Extracted data entries
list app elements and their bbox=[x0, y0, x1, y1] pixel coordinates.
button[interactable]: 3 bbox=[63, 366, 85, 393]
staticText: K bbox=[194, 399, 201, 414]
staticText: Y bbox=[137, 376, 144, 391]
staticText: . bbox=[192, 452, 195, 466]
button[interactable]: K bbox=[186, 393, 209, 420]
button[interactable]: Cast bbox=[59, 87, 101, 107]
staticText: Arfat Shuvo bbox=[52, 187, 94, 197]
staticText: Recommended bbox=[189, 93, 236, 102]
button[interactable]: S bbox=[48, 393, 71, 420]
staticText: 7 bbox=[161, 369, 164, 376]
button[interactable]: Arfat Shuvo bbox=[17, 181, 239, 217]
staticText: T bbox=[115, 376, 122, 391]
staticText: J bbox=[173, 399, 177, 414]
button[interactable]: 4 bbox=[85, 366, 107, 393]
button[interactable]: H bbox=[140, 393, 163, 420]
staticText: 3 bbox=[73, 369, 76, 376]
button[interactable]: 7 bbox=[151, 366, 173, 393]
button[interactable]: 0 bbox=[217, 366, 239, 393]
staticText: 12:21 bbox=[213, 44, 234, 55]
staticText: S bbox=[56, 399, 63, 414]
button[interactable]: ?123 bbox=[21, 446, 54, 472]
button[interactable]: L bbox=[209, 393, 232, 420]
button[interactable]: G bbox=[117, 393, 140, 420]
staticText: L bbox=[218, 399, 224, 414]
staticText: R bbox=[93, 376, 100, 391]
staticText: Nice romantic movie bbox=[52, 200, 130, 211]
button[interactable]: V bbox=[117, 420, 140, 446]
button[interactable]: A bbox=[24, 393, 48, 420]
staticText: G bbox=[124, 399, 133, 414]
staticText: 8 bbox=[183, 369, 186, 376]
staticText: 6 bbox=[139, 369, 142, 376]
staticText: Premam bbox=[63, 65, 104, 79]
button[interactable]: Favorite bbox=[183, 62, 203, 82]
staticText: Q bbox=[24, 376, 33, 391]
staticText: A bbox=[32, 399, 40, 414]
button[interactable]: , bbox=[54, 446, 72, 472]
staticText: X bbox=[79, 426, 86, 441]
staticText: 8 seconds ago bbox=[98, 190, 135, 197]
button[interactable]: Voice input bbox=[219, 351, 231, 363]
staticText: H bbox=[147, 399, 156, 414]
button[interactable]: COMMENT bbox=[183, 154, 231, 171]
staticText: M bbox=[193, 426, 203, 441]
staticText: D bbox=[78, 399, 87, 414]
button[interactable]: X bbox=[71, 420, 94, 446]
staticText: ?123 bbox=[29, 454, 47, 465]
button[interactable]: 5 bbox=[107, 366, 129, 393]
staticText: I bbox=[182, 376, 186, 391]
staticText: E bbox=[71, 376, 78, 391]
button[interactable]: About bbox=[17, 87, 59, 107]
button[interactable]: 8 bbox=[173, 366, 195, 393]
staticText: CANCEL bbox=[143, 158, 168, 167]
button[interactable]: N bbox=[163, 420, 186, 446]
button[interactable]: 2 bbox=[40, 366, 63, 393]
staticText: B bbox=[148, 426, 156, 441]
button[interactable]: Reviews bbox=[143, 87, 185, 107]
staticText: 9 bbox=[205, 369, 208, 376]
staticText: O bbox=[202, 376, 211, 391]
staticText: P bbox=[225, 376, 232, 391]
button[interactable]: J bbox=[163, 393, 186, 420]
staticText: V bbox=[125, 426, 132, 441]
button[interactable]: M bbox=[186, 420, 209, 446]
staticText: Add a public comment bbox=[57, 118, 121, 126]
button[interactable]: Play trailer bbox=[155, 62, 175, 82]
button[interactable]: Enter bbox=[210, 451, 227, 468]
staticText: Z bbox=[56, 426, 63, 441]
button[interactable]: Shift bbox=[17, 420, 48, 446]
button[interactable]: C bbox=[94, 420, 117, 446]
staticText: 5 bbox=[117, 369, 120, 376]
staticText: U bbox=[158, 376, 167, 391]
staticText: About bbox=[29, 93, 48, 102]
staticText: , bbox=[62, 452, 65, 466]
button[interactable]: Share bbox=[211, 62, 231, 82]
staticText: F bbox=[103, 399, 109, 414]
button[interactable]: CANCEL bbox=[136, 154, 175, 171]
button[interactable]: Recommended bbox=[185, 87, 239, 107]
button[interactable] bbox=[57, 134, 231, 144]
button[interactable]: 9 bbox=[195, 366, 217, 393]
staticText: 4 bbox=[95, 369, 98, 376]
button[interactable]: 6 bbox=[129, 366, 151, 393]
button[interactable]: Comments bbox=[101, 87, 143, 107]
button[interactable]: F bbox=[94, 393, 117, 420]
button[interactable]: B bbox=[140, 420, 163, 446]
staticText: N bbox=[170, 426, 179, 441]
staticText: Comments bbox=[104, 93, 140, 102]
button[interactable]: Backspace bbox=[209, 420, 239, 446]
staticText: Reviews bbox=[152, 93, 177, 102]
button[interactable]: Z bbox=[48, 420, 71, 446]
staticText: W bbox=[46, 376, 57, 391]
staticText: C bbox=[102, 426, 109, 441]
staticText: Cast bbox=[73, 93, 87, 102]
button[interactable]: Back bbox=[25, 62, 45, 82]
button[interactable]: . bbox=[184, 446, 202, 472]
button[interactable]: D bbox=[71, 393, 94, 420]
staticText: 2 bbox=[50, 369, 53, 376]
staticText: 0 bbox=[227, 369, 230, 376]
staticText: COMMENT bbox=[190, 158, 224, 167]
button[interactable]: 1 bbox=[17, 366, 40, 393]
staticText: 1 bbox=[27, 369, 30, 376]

_AIM_: Report every line above that contains the string "Cast".

_SOLUTION TO THIS TASK_:
button[interactable]: Cast bbox=[59, 87, 101, 107]
staticText: Cast bbox=[73, 93, 87, 102]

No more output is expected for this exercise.